>> Begin ROWS

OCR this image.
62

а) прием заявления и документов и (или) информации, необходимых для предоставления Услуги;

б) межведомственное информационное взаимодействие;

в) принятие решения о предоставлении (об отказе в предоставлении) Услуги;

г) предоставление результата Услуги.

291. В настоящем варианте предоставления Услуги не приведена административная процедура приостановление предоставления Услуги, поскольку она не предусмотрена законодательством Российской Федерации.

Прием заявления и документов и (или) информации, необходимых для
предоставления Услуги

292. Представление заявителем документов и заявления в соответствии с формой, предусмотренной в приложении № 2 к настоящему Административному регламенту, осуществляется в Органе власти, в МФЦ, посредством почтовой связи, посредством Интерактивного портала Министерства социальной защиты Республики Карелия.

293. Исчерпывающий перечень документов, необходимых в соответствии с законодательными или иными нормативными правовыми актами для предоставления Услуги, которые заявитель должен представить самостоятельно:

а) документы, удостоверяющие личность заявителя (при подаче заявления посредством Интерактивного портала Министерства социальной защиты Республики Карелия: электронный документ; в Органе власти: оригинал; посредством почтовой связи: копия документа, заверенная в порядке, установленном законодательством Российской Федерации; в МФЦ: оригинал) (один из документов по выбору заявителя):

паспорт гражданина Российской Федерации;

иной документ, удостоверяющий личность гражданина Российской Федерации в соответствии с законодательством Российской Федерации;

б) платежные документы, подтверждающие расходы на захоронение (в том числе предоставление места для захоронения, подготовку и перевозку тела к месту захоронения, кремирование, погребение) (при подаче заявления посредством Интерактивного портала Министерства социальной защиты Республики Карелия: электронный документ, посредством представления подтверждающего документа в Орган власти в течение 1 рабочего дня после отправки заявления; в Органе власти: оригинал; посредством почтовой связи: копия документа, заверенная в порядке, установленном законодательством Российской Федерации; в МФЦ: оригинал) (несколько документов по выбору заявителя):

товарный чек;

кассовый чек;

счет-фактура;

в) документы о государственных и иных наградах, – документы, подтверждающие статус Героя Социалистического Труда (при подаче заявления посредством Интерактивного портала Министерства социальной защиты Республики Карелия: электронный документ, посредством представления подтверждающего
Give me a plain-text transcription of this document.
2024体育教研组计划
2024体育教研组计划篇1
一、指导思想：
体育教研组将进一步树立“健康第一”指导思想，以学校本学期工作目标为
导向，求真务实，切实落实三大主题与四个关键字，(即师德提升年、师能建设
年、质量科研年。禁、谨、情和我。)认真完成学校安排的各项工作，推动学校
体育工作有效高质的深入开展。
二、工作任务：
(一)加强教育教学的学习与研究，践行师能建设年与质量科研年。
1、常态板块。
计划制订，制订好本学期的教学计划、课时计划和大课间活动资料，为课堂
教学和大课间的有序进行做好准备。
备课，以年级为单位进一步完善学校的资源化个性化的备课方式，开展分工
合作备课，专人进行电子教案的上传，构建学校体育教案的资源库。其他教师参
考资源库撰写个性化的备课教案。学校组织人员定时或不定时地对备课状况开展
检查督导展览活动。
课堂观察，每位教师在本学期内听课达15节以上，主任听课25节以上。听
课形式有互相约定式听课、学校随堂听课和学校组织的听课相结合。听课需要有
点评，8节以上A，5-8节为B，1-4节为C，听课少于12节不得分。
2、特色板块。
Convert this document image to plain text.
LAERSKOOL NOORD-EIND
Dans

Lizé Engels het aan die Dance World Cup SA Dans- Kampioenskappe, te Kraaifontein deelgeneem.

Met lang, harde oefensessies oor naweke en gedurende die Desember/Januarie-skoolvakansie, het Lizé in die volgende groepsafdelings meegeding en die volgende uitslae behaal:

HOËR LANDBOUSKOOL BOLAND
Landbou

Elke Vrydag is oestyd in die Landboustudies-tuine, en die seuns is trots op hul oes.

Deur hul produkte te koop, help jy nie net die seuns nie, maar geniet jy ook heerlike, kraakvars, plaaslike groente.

>> End ROWS

** REQUIREMENT **
All of the entries above should be written out again exactly.

** SOLUTION TO THIS TASK **
OCR this image.
62

а) прием заявления и документов и (или) информации, необходимых для предоставления Услуги;

б) межведомственное информационное взаимодействие;

в) принятие решения о предоставлении (об отказе в предоставлении) Услуги;

г) предоставление результата Услуги.

291. В настоящем варианте предоставления Услуги не приведена административная процедура приостановление предоставления Услуги, поскольку она не предусмотрена законодательством Российской Федерации.

Прием заявления и документов и (или) информации, необходимых для
предоставления Услуги

292. Представление заявителем документов и заявления в соответствии с формой, предусмотренной в приложении № 2 к настоящему Административному регламенту, осуществляется в Органе власти, в МФЦ, посредством почтовой связи, посредством Интерактивного портала Министерства социальной защиты Республики Карелия.

293. Исчерпывающий перечень документов, необходимых в соответствии с законодательными или иными нормативными правовыми актами для предоставления Услуги, которые заявитель должен представить самостоятельно:

а) документы, удостоверяющие личность заявителя (при подаче заявления посредством Интерактивного портала Министерства социальной защиты Республики Карелия: электронный документ; в Органе власти: оригинал; посредством почтовой связи: копия документа, заверенная в порядке, установленном законодательством Российской Федерации; в МФЦ: оригинал) (один из документов по выбору заявителя):

паспорт гражданина Российской Федерации;

иной документ, удостоверяющий личность гражданина Российской Федерации в соответствии с законодательством Российской Федерации;

б) платежные документы, подтверждающие расходы на захоронение (в том числе предоставление места для захоронения, подготовку и перевозку тела к месту захоронения, кремирование, погребение) (при подаче заявления посредством Интерактивного портала Министерства социальной защиты Республики Карелия: электронный документ, посредством представления подтверждающего документа в Орган власти в течение 1 рабочего дня после отправки заявления; в Органе власти: оригинал; посредством почтовой связи: копия документа, заверенная в порядке, установленном законодательством Российской Федерации; в МФЦ: оригинал) (несколько документов по выбору заявителя):

товарный чек;

кассовый чек;

счет-фактура;

в) документы о государственных и иных наградах, – документы, подтверждающие статус Героя Социалистического Труда (при подаче заявления посредством Интерактивного портала Министерства социальной защиты Республики Карелия: электронный документ, посредством представления подтверждающего
Give me a plain-text transcription of this document.
2024体育教研组计划
2024体育教研组计划篇1
一、指导思想：
体育教研组将进一步树立“健康第一”指导思想，以学校本学期工作目标为
导向，求真务实，切实落实三大主题与四个关键字，(即师德提升年、师能建设
年、质量科研年。禁、谨、情和我。)认真完成学校安排的各项工作，推动学校
体育工作有效高质的深入开展。
二、工作任务：
(一)加强教育教学的学习与研究，践行师能建设年与质量科研年。
1、常态板块。
计划制订，制订好本学期的教学计划、课时计划和大课间活动资料，为课堂
教学和大课间的有序进行做好准备。
备课，以年级为单位进一步完善学校的资源化个性化的备课方式，开展分工
合作备课，专人进行电子教案的上传，构建学校体育教案的资源库。其他教师参
考资源库撰写个性化的备课教案。学校组织人员定时或不定时地对备课状况开展
检查督导展览活动。
课堂观察，每位教师在本学期内听课达15节以上，主任听课25节以上。听
课形式有互相约定式听课、学校随堂听课和学校组织的听课相结合。听课需要有
点评，8节以上A，5-8节为B，1-4节为C，听课少于12节不得分。
2、特色板块。
Convert this document image to plain text.
LAERSKOOL NOORD-EIND
Dans

Lizé Engels het aan die Dance World Cup SA Dans- Kampioenskappe, te Kraaifontein deelgeneem.

Met lang, harde oefensessies oor naweke en gedurende die Desember/Januarie-skoolvakansie, het Lizé in die volgende groepsafdelings meegeding en die volgende uitslae behaal:

HOËR LANDBOUSKOOL BOLAND
Landbou

Elke Vrydag is oestyd in die Landboustudies-tuine, en die seuns is trots op hul oes.

Deur hul produkte te koop, help jy nie net die seuns nie, maar geniet jy ook heerlike, kraakvars, plaaslike groente.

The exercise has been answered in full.